» **To do**
All lines below must be repeated exactly, with the pictures omitted.

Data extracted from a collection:
** START **

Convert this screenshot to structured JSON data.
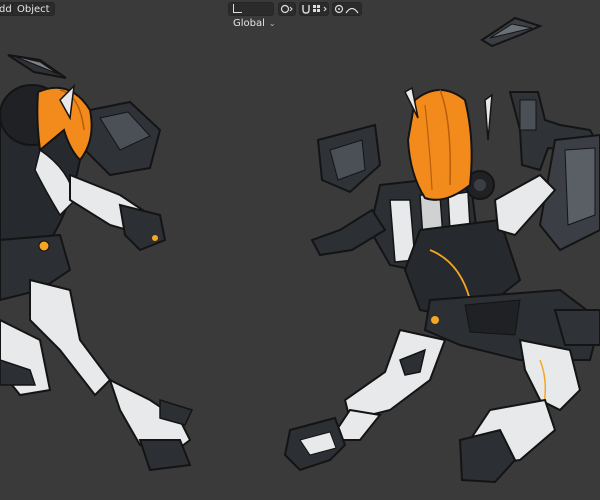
{
  "header": {
    "add_menu": "dd",
    "object_menu": "Object",
    "orientation": {
      "icon": "transform-orientation-icon",
      "label": "Global",
      "chevron": "⌄"
    },
    "pivot": {
      "icon": "pivot-point-icon"
    },
    "snap": {
      "icon": "snap-magnet-icon",
      "increment_icon": "snap-increment-icon"
    },
    "proportional": {
      "icon": "proportional-editing-icon",
      "falloff_icon": "falloff-curve-icon"
    }
  },
  "viewport": {
    "background": "#3a3a3a",
    "subject": "two armored mecha-girl figures with orange hair"
  },
  "colors": {
    "hair": "#f28a1c",
    "armor_dark": "#2c2f33",
    "armor_mid": "#5a5f66",
    "armor_white": "#e8e9ea",
    "accent_orange": "#f5a623",
    "outline": "#141414"
  }
}
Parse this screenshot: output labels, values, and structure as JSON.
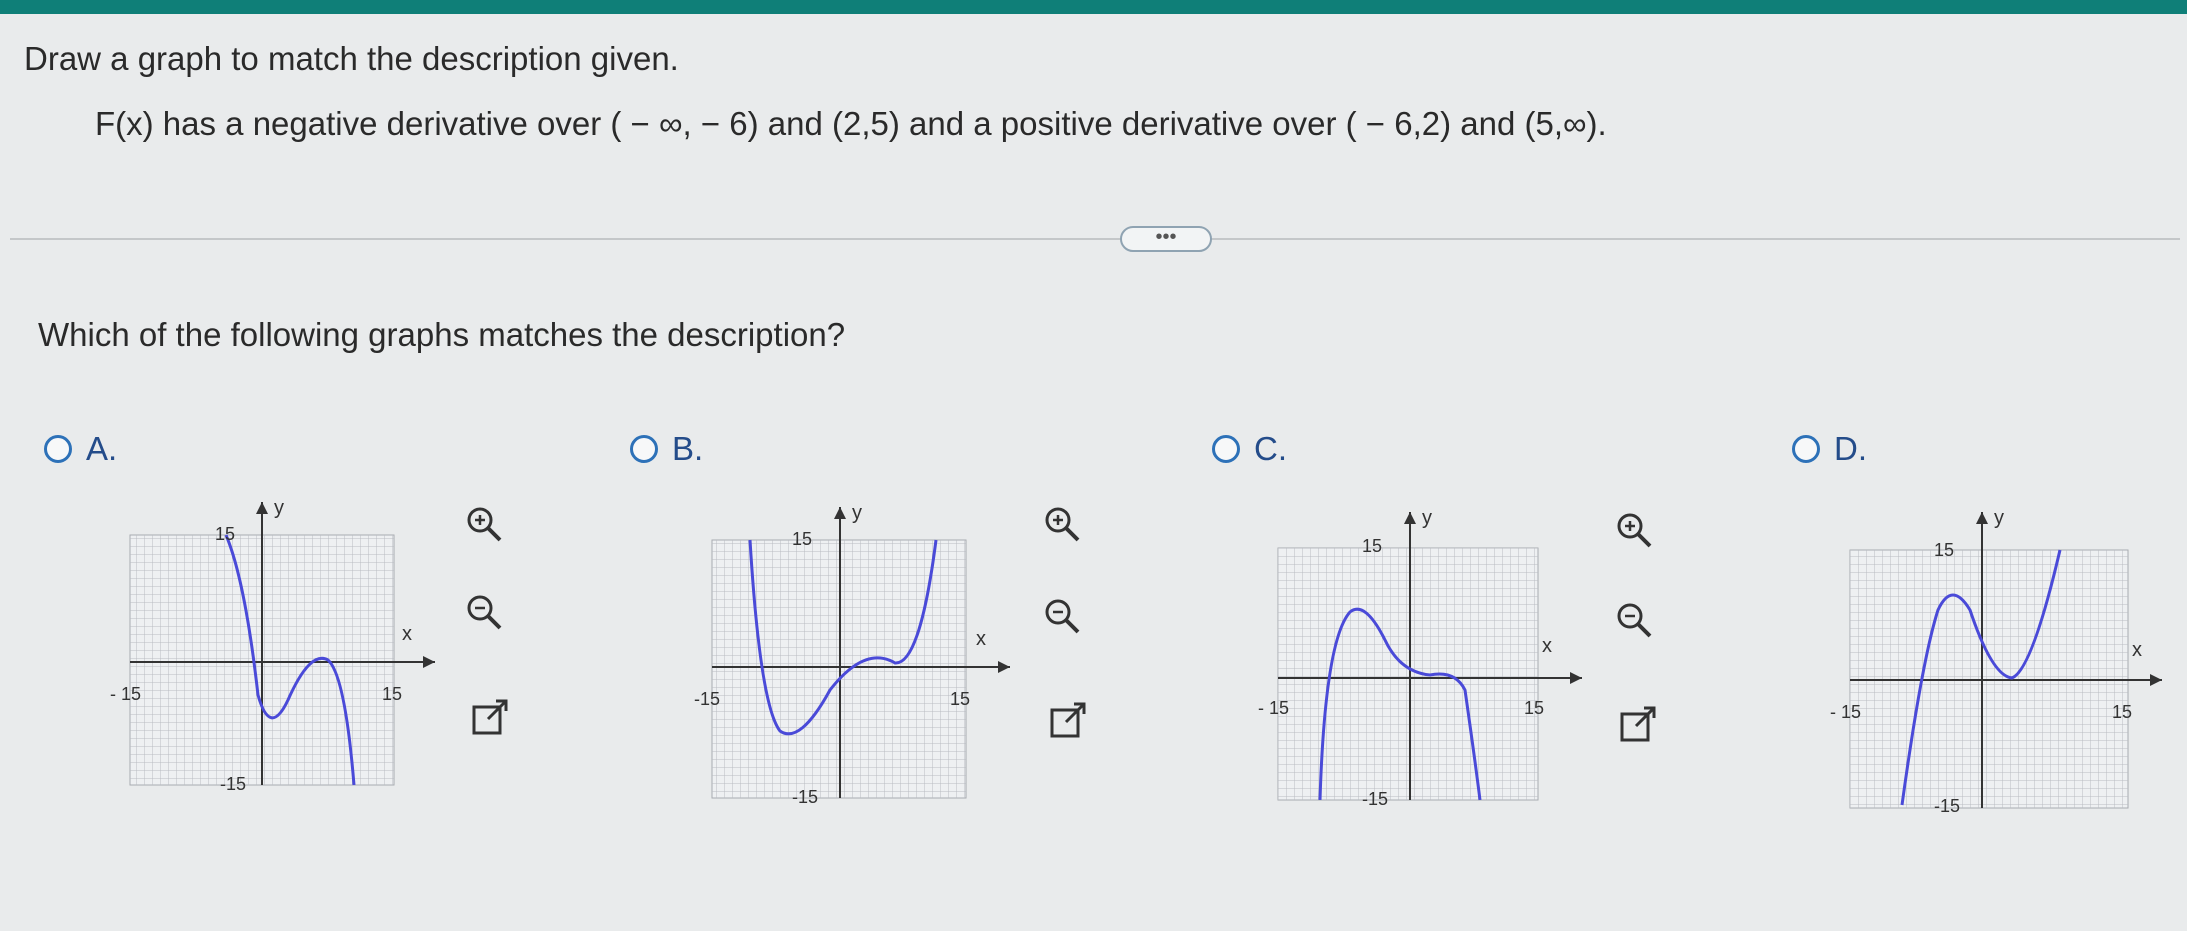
{
  "prompt": "Draw a graph to match the description given.",
  "description": "F(x) has a negative derivative over ( − ∞, − 6) and (2,5) and a positive derivative over ( − 6,2) and (5,∞).",
  "more_button": "•••",
  "question": "Which of the following graphs matches the description?",
  "options": [
    {
      "label": "A.",
      "axis": {
        "y": "y",
        "x": "x",
        "ymax": "15",
        "xmin": "- 15",
        "xmax": "15",
        "ymin": "-15"
      }
    },
    {
      "label": "B.",
      "axis": {
        "y": "y",
        "x": "x",
        "ymax": "15",
        "xmin": "-15",
        "xmax": "15",
        "ymin": "-15"
      }
    },
    {
      "label": "C.",
      "axis": {
        "y": "y",
        "x": "x",
        "ymax": "15",
        "xmin": "- 15",
        "xmax": "15",
        "ymin": "-15"
      }
    },
    {
      "label": "D.",
      "axis": {
        "y": "y",
        "x": "x",
        "ymax": "15",
        "xmin": "- 15",
        "xmax": "15",
        "ymin": "-15"
      }
    }
  ],
  "tools": [
    "zoom-in-icon",
    "zoom-out-icon",
    "popout-icon"
  ],
  "colors": {
    "topbar": "#0f7f78",
    "radio": "#2d71b8",
    "curve": "#4a4ad8",
    "grid": "#b9bcc2"
  }
}
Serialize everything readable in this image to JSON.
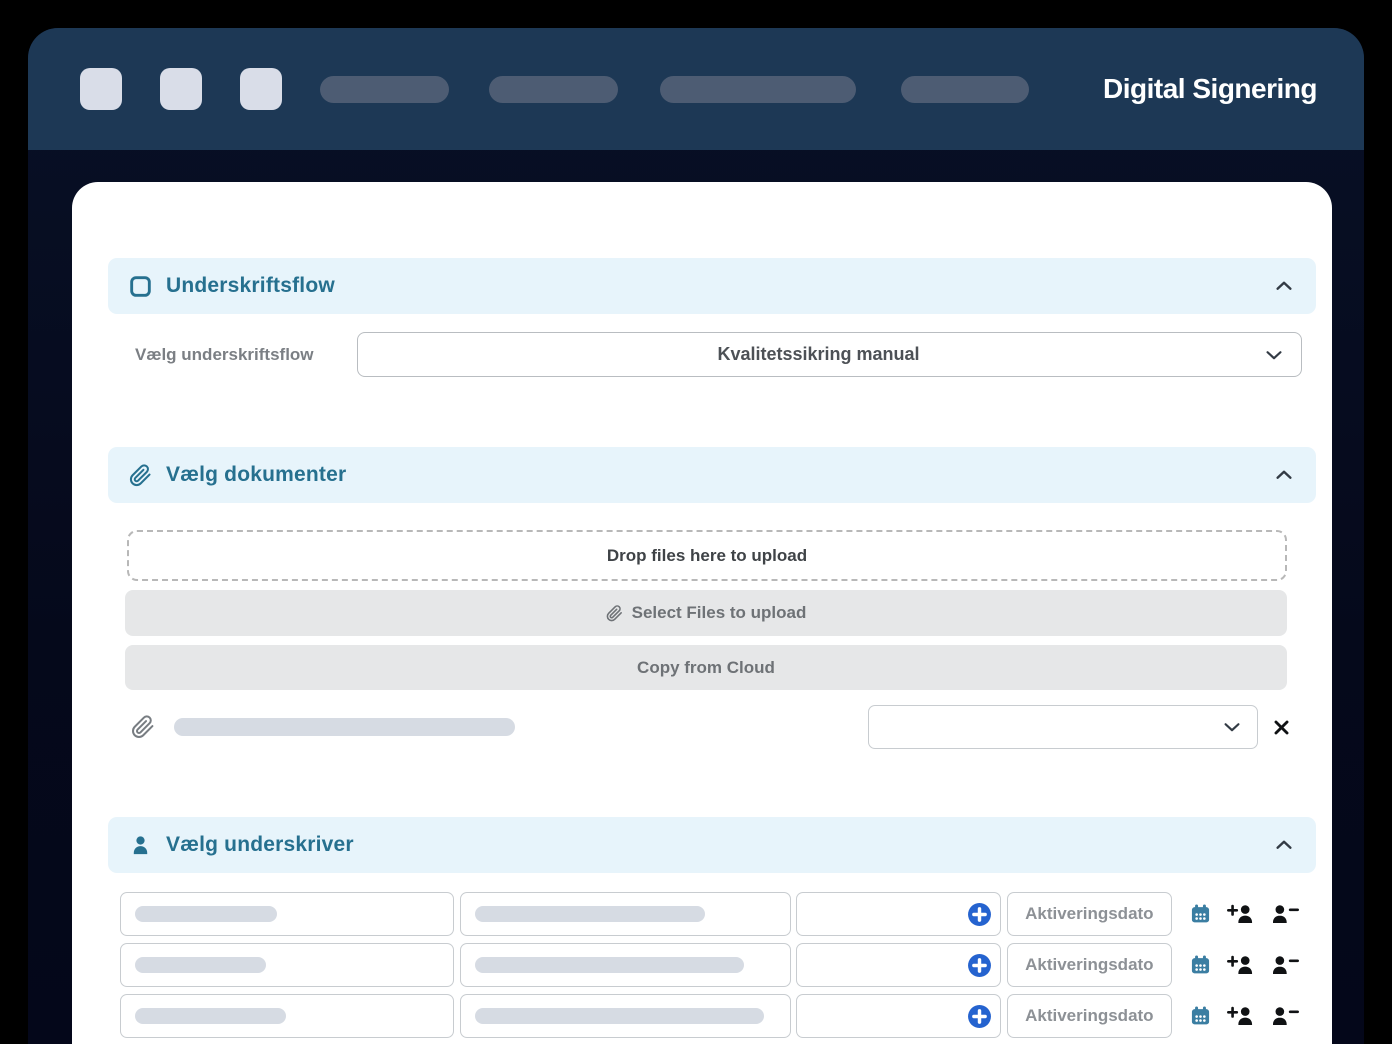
{
  "header": {
    "title": "Digital Signering"
  },
  "sections": {
    "flow": {
      "title": "Underskriftsflow",
      "select_label": "Vælg underskriftsflow",
      "selected_option": "Kvalitetssikring manual"
    },
    "documents": {
      "title": "Vælg dokumenter",
      "dropzone_text": "Drop files here to upload",
      "select_files_label": "Select Files to upload",
      "copy_cloud_label": "Copy from Cloud"
    },
    "signers": {
      "title": "Vælg underskriver",
      "activation_date_label": "Aktiveringsdato",
      "row_count": 3
    }
  },
  "icons": {
    "flow_section": "checkbox-outline",
    "documents_section": "paperclip",
    "signers_section": "person",
    "collapse": "chevron-up",
    "dropdown": "chevron-down",
    "file_remove": "x-cross",
    "signer_add": "plus-circle",
    "signer_calendar": "calendar",
    "signer_add_person": "person-plus",
    "signer_remove_person": "person-minus"
  },
  "colors": {
    "accent_teal": "#26708f",
    "section_header_bg": "#e7f4fb",
    "frame_header_bg": "#1d3855",
    "plus_blue": "#2563cf",
    "calendar_teal": "#3b7ea2",
    "placeholder_gray": "#d6dbe3"
  }
}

** END **

» **Response for this exercise**
Convert this screenshot to structured JSON data.
{
  "header": {
    "add_menu": "dd",
    "object_menu": "Object",
    "orientation": {
      "icon": "transform-orientation-icon",
      "label": "Global",
      "chevron": "⌄"
    },
    "pivot": {
      "icon": "pivot-point-icon"
    },
    "snap": {
      "icon": "snap-magnet-icon",
      "increment_icon": "snap-increment-icon"
    },
    "proportional": {
      "icon": "proportional-editing-icon",
      "falloff_icon": "falloff-curve-icon"
    }
  },
  "viewport": {
    "background": "#3a3a3a",
    "subject": "two armored mecha-girl figures with orange hair"
  },
  "colors": {
    "hair": "#f28a1c",
    "armor_dark": "#2c2f33",
    "armor_mid": "#5a5f66",
    "armor_white": "#e8e9ea",
    "accent_orange": "#f5a623",
    "outline": "#141414"
  }
}
Parse this screenshot: output labels, values, and structure as JSON.
{
  "prompt": "Draw a graph to match the description given.",
  "description": "F(x) has a negative derivative over ( − ∞, − 6) and (2,5) and a positive derivative over ( − 6,2) and (5,∞).",
  "more_button": "•••",
  "question": "Which of the following graphs matches the description?",
  "options": [
    {
      "label": "A.",
      "axis": {
        "y": "y",
        "x": "x",
        "ymax": "15",
        "xmin": "- 15",
        "xmax": "15",
        "ymin": "-15"
      }
    },
    {
      "label": "B.",
      "axis": {
        "y": "y",
        "x": "x",
        "ymax": "15",
        "xmin": "-15",
        "xmax": "15",
        "ymin": "-15"
      }
    },
    {
      "label": "C.",
      "axis": {
        "y": "y",
        "x": "x",
        "ymax": "15",
        "xmin": "- 15",
        "xmax": "15",
        "ymin": "-15"
      }
    },
    {
      "label": "D.",
      "axis": {
        "y": "y",
        "x": "x",
        "ymax": "15",
        "xmin": "- 15",
        "xmax": "15",
        "ymin": "-15"
      }
    }
  ],
  "tools": [
    "zoom-in-icon",
    "zoom-out-icon",
    "popout-icon"
  ],
  "colors": {
    "topbar": "#0f7f78",
    "radio": "#2d71b8",
    "curve": "#4a4ad8",
    "grid": "#b9bcc2"
  }
}
Serialize everything readable in this image to JSON.
{
  "header": {
    "title": "Digital Signering"
  },
  "sections": {
    "flow": {
      "title": "Underskriftsflow",
      "select_label": "Vælg underskriftsflow",
      "selected_option": "Kvalitetssikring manual"
    },
    "documents": {
      "title": "Vælg dokumenter",
      "dropzone_text": "Drop files here to upload",
      "select_files_label": "Select Files to upload",
      "copy_cloud_label": "Copy from Cloud"
    },
    "signers": {
      "title": "Vælg underskriver",
      "activation_date_label": "Aktiveringsdato",
      "row_count": 3
    }
  },
  "icons": {
    "flow_section": "checkbox-outline",
    "documents_section": "paperclip",
    "signers_section": "person",
    "collapse": "chevron-up",
    "dropdown": "chevron-down",
    "file_remove": "x-cross",
    "signer_add": "plus-circle",
    "signer_calendar": "calendar",
    "signer_add_person": "person-plus",
    "signer_remove_person": "person-minus"
  },
  "colors": {
    "accent_teal": "#26708f",
    "section_header_bg": "#e7f4fb",
    "frame_header_bg": "#1d3855",
    "plus_blue": "#2563cf",
    "calendar_teal": "#3b7ea2",
    "placeholder_gray": "#d6dbe3"
  }
}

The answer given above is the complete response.